* Exercise brief *
Lines containing the string "非等位基因之间的自由组合" are to be collected in full.

* Provided data *
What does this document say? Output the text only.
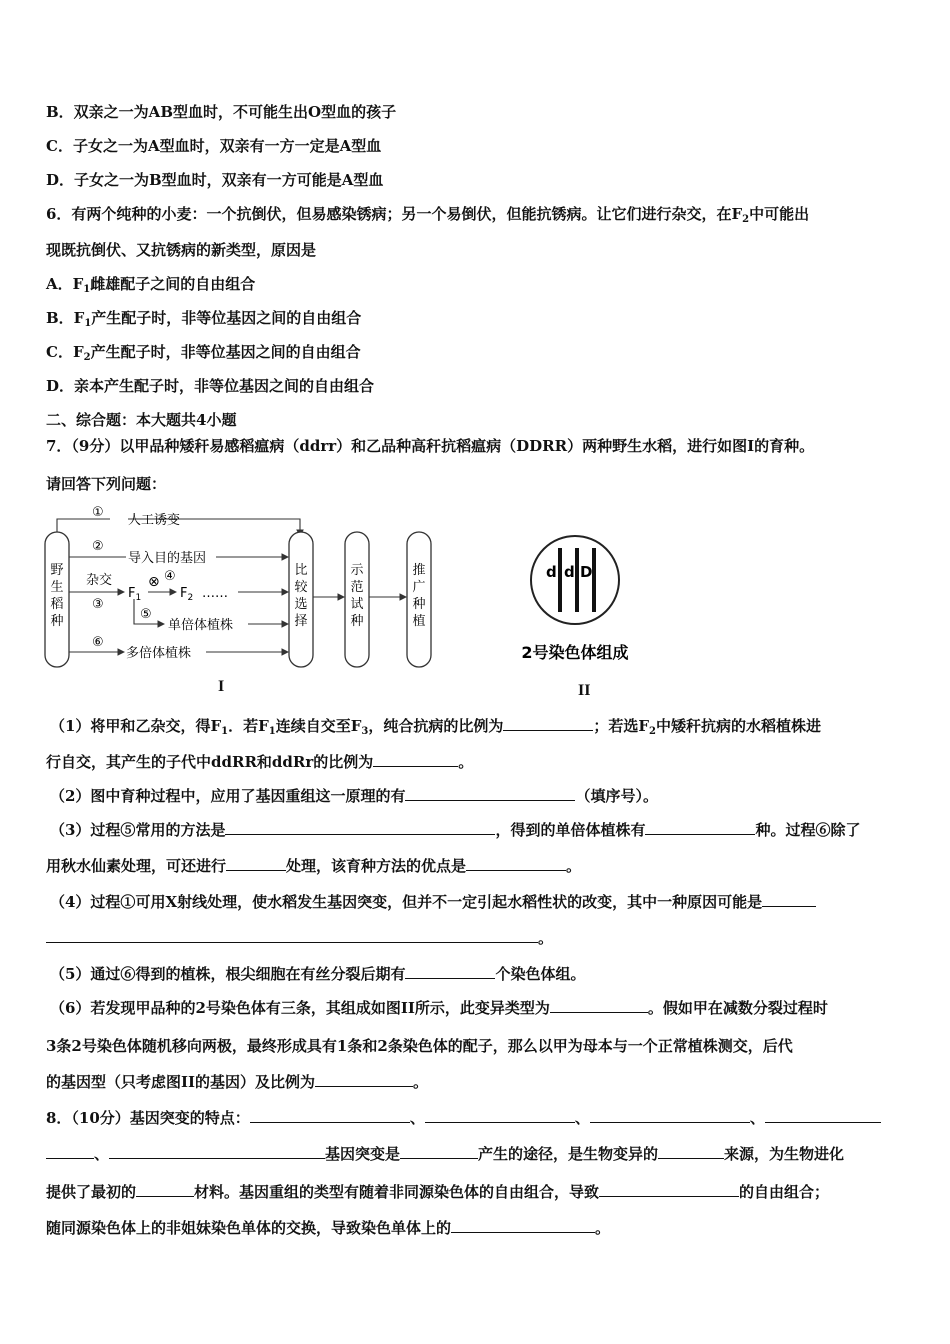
B．双亲之一为AB型血时，不可能生出O型血的孩子
C．子女之一为A型血时，双亲有一方一定是A型血
D．子女之一为B型血时，双亲有一方可能是A型血
6．有两个纯种的小麦：一个抗倒伏，但易感染锈病；另一个易倒伏，但能抗锈病。让它们进行杂交，在$F_2$中可能出
现既抗倒伏、又抗锈病的新类型，原因是
A．$F_1$雌雄配子之间的自由组合
B．$F_1$产生配子时，非等位基因之间的自由组合
C．$F_2$产生配子时，非等位基因之间的自由组合
D．亲本产生配子时，非等位基因之间的自由组合
二、综合题：本大题共4小题
7．（9分）以甲品种矮秆易感稻瘟病（ddrr）和乙品种高秆抗稻瘟病（DDRR）两种野生水稻，进行如图I的育种。
请回答下列问题：
野
生
稻
种
①
人工诱变
②
导入目的基因
杂交
③
$F_1$
⊗ ④
$F_2$ ……
⑤
单倍体植株
⑥
多倍体植株
比
较
选
择
示
范
试
种
推
广
种
植
I
d d D
2号染色体组成
II
（1）将甲和乙杂交，得$F_1$．若$F_1$连续自交至$F_3$，纯合抗病的比例为	；若选$F_2$中矮秆抗病的水稻植株进
行自交，其产生的子代中ddRR和ddRr的比例为	。
（2）图中育种过程中，应用了基因重组这一原理的有	（填序号）。
（3）过程⑤常用的方法是	，得到的单倍体植株有	种。过程⑥除了
用秋水仙素处理，可还进行	处理，该育种方法的优点是	。
（4）过程①可用X射线处理，使水稻发生基因突变，但并不一定引起水稻性状的改变，其中一种原因可能是
。
（5）通过⑥得到的植株，根尖细胞在有丝分裂后期有	个染色体组。
（6）若发现甲品种的2号染色体有三条，其组成如图II所示，此变异类型为	。假如甲在减数分裂过程时
3条2号染色体随机移向两极，最终形成具有1条和2条染色体的配子，那么以甲为母本与一个正常植株测交，后代
的基因型（只考虑图II的基因）及比例为	。
8．（10分）基因突变的特点：	、	、	、
、	基因突变是	产生的途径，是生物变异的	来源，为生物进化
提供了最初的	材料。基因重组的类型有随着非同源染色体的自由组合，导致	的自由组合；
随同源染色体上的非姐妹染色单体的交换，导致染色单体上的	。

* Result for this task *
B．$F_1$产生配子时，非等位基因之间的自由组合
C．$F_2$产生配子时，非等位基因之间的自由组合
D．亲本产生配子时，非等位基因之间的自由组合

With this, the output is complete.